Report only the number of lines in the records that contain the word "this".

# start of DATASET

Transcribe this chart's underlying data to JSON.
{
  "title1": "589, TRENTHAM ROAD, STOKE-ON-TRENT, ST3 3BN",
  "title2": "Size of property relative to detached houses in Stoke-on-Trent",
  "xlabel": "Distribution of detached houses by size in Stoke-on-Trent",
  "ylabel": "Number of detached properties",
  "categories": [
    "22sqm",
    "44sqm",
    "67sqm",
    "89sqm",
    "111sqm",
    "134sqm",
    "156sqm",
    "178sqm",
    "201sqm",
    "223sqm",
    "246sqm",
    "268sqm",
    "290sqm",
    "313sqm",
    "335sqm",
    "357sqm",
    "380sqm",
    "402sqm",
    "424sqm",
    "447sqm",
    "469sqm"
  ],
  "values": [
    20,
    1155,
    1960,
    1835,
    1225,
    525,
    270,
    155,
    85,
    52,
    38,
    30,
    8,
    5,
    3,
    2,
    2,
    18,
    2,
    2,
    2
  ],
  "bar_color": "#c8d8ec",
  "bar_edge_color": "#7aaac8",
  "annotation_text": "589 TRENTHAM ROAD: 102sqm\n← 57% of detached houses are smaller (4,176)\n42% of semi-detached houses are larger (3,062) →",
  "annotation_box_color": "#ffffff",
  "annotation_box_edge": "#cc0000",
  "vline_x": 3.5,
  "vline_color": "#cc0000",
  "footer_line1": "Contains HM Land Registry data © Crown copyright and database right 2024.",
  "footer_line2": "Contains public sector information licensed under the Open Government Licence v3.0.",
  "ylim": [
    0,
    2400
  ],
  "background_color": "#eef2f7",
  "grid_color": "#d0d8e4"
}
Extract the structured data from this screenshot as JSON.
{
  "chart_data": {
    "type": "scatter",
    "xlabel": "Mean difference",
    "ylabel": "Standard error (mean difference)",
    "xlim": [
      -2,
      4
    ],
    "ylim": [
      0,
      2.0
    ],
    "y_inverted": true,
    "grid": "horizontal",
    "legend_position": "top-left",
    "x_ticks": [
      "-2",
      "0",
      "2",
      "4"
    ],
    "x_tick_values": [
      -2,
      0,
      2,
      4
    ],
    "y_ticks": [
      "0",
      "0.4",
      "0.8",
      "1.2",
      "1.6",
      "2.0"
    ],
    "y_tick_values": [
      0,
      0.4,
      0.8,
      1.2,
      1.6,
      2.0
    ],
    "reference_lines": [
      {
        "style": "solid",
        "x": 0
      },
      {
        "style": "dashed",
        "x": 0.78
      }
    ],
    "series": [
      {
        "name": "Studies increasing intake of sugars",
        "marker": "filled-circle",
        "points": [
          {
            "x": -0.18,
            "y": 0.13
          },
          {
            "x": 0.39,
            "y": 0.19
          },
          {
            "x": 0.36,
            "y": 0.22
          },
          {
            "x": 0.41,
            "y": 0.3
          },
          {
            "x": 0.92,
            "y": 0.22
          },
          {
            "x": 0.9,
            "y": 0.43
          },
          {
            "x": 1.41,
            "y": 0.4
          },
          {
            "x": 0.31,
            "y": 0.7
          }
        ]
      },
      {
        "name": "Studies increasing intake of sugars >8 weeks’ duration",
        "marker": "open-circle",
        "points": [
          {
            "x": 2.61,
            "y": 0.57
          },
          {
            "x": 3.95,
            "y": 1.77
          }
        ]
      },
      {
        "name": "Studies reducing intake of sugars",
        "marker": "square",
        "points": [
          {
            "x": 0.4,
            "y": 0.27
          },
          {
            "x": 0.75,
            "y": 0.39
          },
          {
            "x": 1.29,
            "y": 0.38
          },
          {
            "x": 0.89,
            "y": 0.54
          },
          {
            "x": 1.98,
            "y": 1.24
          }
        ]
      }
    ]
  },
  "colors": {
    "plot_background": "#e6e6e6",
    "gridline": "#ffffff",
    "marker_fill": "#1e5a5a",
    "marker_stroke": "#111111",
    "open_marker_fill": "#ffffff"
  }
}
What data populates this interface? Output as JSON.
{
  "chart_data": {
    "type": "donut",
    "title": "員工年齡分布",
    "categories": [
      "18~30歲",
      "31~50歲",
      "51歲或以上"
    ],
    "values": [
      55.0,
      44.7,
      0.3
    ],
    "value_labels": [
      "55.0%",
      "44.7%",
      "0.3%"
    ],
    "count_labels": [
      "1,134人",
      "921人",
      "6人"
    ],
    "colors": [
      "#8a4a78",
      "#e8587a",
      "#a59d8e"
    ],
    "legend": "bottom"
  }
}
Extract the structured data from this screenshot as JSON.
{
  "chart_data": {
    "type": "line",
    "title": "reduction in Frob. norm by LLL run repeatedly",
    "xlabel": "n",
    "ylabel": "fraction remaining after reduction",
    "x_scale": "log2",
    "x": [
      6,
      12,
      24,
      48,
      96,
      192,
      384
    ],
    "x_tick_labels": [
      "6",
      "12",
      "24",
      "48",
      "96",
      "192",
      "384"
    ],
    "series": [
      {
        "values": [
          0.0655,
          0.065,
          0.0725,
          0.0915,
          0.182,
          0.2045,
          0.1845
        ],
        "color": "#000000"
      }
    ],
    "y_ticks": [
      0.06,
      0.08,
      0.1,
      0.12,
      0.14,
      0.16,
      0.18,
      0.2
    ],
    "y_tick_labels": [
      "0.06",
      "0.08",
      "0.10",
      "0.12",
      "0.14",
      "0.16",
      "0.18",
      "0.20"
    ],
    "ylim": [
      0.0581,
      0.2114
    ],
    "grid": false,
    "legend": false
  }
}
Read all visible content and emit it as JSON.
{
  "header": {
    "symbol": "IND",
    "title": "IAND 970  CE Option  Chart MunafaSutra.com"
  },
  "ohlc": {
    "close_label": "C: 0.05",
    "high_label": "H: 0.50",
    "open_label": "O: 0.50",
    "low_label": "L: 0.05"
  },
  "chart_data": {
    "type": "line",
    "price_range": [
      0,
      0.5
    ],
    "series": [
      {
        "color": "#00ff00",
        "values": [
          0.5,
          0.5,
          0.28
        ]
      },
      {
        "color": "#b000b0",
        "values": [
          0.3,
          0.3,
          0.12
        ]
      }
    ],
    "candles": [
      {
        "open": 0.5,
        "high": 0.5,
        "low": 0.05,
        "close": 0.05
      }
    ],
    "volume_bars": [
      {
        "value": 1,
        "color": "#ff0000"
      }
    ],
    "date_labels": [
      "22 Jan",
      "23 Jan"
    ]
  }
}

# end of DATASET

SOLUTION TO THE EXERCISE>
4